(Data records)
----------------------------------------
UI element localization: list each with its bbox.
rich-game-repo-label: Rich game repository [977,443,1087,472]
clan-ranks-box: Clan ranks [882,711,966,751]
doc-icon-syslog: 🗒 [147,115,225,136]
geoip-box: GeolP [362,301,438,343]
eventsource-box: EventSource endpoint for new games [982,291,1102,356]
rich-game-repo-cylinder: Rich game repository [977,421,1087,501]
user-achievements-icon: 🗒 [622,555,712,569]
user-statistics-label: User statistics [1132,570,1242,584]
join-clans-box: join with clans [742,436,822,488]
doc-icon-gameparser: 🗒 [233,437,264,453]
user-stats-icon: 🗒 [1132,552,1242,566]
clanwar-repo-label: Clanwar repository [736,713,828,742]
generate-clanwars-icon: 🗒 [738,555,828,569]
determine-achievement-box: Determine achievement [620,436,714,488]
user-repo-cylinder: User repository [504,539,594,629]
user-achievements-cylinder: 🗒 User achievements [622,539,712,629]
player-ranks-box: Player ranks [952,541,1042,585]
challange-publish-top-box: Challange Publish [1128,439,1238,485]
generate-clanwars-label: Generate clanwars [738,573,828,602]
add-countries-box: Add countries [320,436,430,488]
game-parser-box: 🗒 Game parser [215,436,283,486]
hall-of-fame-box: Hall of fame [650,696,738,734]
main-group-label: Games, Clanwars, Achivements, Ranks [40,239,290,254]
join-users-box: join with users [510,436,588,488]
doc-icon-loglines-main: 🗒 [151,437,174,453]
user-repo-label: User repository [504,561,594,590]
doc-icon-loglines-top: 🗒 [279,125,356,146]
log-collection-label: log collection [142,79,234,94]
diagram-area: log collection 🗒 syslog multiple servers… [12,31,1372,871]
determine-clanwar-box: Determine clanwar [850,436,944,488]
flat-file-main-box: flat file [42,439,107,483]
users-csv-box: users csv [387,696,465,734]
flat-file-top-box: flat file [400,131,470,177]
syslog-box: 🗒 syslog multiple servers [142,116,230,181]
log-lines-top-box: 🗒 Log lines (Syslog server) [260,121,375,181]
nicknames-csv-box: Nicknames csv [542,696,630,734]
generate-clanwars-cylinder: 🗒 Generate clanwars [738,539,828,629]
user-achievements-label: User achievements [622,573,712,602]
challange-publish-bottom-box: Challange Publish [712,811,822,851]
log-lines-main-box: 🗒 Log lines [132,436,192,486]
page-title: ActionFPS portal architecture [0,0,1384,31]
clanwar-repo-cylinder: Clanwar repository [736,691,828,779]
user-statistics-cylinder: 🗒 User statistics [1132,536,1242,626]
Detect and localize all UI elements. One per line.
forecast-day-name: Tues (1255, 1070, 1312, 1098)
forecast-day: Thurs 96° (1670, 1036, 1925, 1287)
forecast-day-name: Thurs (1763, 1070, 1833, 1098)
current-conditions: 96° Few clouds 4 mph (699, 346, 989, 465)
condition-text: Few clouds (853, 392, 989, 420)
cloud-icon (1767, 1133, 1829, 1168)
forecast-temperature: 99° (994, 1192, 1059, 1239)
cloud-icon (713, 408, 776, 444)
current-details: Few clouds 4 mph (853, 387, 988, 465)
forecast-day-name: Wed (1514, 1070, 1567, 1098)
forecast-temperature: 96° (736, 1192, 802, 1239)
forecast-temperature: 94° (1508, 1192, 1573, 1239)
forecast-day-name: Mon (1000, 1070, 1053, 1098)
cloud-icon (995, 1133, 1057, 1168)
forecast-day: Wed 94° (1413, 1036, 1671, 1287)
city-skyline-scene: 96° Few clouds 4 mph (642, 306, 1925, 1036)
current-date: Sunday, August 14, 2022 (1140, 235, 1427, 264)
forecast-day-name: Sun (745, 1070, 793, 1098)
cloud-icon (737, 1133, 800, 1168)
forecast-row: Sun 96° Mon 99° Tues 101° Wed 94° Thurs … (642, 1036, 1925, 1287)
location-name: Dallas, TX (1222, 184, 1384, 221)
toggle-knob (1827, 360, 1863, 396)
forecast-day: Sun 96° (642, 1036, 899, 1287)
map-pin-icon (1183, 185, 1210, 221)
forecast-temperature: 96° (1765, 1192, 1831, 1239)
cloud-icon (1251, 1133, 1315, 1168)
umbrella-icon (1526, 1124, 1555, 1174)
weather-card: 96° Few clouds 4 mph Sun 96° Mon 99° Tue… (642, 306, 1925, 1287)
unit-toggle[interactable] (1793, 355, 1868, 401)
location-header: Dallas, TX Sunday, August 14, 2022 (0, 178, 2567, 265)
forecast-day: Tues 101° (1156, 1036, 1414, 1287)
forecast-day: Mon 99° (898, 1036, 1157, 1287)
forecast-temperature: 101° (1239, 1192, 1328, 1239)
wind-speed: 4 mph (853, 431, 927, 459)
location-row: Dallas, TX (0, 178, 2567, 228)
----------------------------------------
▶ _Set task_
Put each line of the records above into a Markdown table with two columns, Row and Line. Number the rows and leave out any blank lines.

▶ _Answer to this task_
| Row | Line |
|---|---|
| 1 | UI element localization: list each with its bbox. |
| 2 | rich-game-repo-label: Rich game repository [977,443,1087,472] |
| 3 | clan-ranks-box: Clan ranks [882,711,966,751] |
| 4 | doc-icon-syslog: 🗒 [147,115,225,136] |
| 5 | geoip-box: GeolP [362,301,438,343] |
| 6 | eventsource-box: EventSource endpoint for new games [982,291,1102,356] |
| 7 | rich-game-repo-cylinder: Rich game repository [977,421,1087,501] |
| 8 | user-achievements-icon: 🗒 [622,555,712,569] |
| 9 | user-statistics-label: User statistics [1132,570,1242,584] |
| 10 | join-clans-box: join with clans [742,436,822,488] |
| 11 | doc-icon-gameparser: 🗒 [233,437,264,453] |
| 12 | user-stats-icon: 🗒 [1132,552,1242,566] |
| 13 | clanwar-repo-label: Clanwar repository [736,713,828,742] |
| 14 | generate-clanwars-icon: 🗒 [738,555,828,569] |
| 15 | determine-achievement-box: Determine achievement [620,436,714,488] |
| 16 | user-repo-cylinder: User repository [504,539,594,629] |
| 17 | user-achievements-cylinder: 🗒 User achievements [622,539,712,629] |
| 18 | player-ranks-box: Player ranks [952,541,1042,585] |
| 19 | challange-publish-top-box: Challange Publish [1128,439,1238,485] |
| 20 | generate-clanwars-label: Generate clanwars [738,573,828,602] |
| 21 | add-countries-box: Add countries [320,436,430,488] |
| 22 | game-parser-box: 🗒 Game parser [215,436,283,486] |
| 23 | hall-of-fame-box: Hall of fame [650,696,738,734] |
| 24 | main-group-label: Games, Clanwars, Achivements, Ranks [40,239,290,254] |
| 25 | join-users-box: join with users [510,436,588,488] |
| 26 | doc-icon-loglines-main: 🗒 [151,437,174,453] |
| 27 | user-repo-label: User repository [504,561,594,590] |
| 28 | doc-icon-loglines-top: 🗒 [279,125,356,146] |
| 29 | log-collection-label: log collection [142,79,234,94] |
| 30 | diagram-area: log collection 🗒 syslog multiple servers… [12,31,1372,871] |
| 31 | determine-clanwar-box: Determine clanwar [850,436,944,488] |
| 32 | flat-file-main-box: flat file [42,439,107,483] |
| 33 | users-csv-box: users csv [387,696,465,734] |
| 34 | flat-file-top-box: flat file [400,131,470,177] |
| 35 | syslog-box: 🗒 syslog multiple servers [142,116,230,181] |
| 36 | log-lines-top-box: 🗒 Log lines (Syslog server) [260,121,375,181] |
| 37 | nicknames-csv-box: Nicknames csv [542,696,630,734] |
| 38 | generate-clanwars-cylinder: 🗒 Generate clanwars [738,539,828,629] |
| 39 | user-achievements-label: User achievements [622,573,712,602] |
| 40 | challange-publish-bottom-box: Challange Publish [712,811,822,851] |
| 41 | log-lines-main-box: 🗒 Log lines [132,436,192,486] |
| 42 | page-title: ActionFPS portal architecture [0,0,1384,31] |
| 43 | clanwar-repo-cylinder: Clanwar repository [736,691,828,779] |
| 44 | user-statistics-cylinder: 🗒 User statistics [1132,536,1242,626] |
| 45 | Detect and localize all UI elements. One per line. |
| 46 | forecast-day-name: Tues (1255, 1070, 1312, 1098) |
| 47 | forecast-day: Thurs 96° (1670, 1036, 1925, 1287) |
| 48 | forecast-day-name: Thurs (1763, 1070, 1833, 1098) |
| 49 | current-conditions: 96° Few clouds 4 mph (699, 346, 989, 465) |
| 50 | condition-text: Few clouds (853, 392, 989, 420) |
| 51 | cloud-icon (1767, 1133, 1829, 1168) |
| 52 | forecast-temperature: 99° (994, 1192, 1059, 1239) |
| 53 | cloud-icon (713, 408, 776, 444) |
| 54 | current-details: Few clouds 4 mph (853, 387, 988, 465) |
| 55 | forecast-day-name: Wed (1514, 1070, 1567, 1098) |
| 56 | forecast-temperature: 96° (736, 1192, 802, 1239) |
| 57 | forecast-temperature: 94° (1508, 1192, 1573, 1239) |
| 58 | forecast-day-name: Mon (1000, 1070, 1053, 1098) |
| 59 | cloud-icon (995, 1133, 1057, 1168) |
| 60 | forecast-day: Wed 94° (1413, 1036, 1671, 1287) |
| 61 | city-skyline-scene: 96° Few clouds 4 mph (642, 306, 1925, 1036) |
| 62 | current-date: Sunday, August 14, 2022 (1140, 235, 1427, 264) |
| 63 | forecast-day-name: Sun (745, 1070, 793, 1098) |
| 64 | cloud-icon (737, 1133, 800, 1168) |
| 65 | forecast-row: Sun 96° Mon 99° Tues 101° Wed 94° Thurs … (642, 1036, 1925, 1287) |
| 66 | location-name: Dallas, TX (1222, 184, 1384, 221) |
| 67 | toggle-knob (1827, 360, 1863, 396) |
| 68 | forecast-day: Sun 96° (642, 1036, 899, 1287) |
| 69 | map-pin-icon (1183, 185, 1210, 221) |
| 70 | forecast-temperature: 96° (1765, 1192, 1831, 1239) |
| 71 | cloud-icon (1251, 1133, 1315, 1168) |
| 72 | umbrella-icon (1526, 1124, 1555, 1174) |
| 73 | weather-card: 96° Few clouds 4 mph Sun 96° Mon 99° Tue… (642, 306, 1925, 1287) |
| 74 | unit-toggle[interactable] (1793, 355, 1868, 401) |
| 75 | location-header: Dallas, TX Sunday, August 14, 2022 (0, 178, 2567, 265) |
| 76 | forecast-day: Tues 101° (1156, 1036, 1414, 1287) |
| 77 | forecast-day: Mon 99° (898, 1036, 1157, 1287) |
| 78 | forecast-temperature: 101° (1239, 1192, 1328, 1239) |
| 79 | wind-speed: 4 mph (853, 431, 927, 459) |
| 80 | location-row: Dallas, TX (0, 178, 2567, 228) |